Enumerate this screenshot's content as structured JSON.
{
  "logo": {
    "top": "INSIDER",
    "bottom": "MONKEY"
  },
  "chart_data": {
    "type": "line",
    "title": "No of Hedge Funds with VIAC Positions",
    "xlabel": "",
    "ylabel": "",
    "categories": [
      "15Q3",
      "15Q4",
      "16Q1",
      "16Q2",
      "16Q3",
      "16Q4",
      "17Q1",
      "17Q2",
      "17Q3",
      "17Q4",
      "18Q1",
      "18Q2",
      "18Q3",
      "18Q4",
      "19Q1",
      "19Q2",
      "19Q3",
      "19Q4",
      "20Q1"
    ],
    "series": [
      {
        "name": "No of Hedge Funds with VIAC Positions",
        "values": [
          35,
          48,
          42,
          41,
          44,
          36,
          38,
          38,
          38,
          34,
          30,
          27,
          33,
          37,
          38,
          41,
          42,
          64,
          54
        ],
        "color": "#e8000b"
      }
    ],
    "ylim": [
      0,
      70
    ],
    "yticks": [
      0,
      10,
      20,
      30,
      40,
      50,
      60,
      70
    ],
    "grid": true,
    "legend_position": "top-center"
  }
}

STATED GOAL: Every entry must be output again, exactly as written above.

ANSWER TO THE EXERCISE:
Enumerate this screenshot's content as structured JSON.
{
  "logo": {
    "top": "INSIDER",
    "bottom": "MONKEY"
  },
  "chart_data": {
    "type": "line",
    "title": "No of Hedge Funds with VIAC Positions",
    "xlabel": "",
    "ylabel": "",
    "categories": [
      "15Q3",
      "15Q4",
      "16Q1",
      "16Q2",
      "16Q3",
      "16Q4",
      "17Q1",
      "17Q2",
      "17Q3",
      "17Q4",
      "18Q1",
      "18Q2",
      "18Q3",
      "18Q4",
      "19Q1",
      "19Q2",
      "19Q3",
      "19Q4",
      "20Q1"
    ],
    "series": [
      {
        "name": "No of Hedge Funds with VIAC Positions",
        "values": [
          35,
          48,
          42,
          41,
          44,
          36,
          38,
          38,
          38,
          34,
          30,
          27,
          33,
          37,
          38,
          41,
          42,
          64,
          54
        ],
        "color": "#e8000b"
      }
    ],
    "ylim": [
      0,
      70
    ],
    "yticks": [
      0,
      10,
      20,
      30,
      40,
      50,
      60,
      70
    ],
    "grid": true,
    "legend_position": "top-center"
  }
}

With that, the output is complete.